[Dataset records]
________________________________________

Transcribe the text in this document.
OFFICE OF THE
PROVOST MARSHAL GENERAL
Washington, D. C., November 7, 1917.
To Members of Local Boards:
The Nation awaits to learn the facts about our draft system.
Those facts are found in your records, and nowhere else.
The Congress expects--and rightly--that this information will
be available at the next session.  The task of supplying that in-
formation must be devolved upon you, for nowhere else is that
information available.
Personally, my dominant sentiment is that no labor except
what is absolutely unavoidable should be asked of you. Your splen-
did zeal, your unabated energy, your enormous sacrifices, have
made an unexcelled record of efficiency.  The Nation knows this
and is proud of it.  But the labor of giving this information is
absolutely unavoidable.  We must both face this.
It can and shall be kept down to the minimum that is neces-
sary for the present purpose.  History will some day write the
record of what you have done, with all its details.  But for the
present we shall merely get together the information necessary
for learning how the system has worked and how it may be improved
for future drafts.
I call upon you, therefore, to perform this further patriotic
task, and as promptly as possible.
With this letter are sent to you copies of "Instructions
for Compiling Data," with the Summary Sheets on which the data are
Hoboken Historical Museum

________________________________________

▸ **JOB**
Count the lines in the records above that contain the word "what", and reply with only that number.

▸ **WORKED ANSWER**
2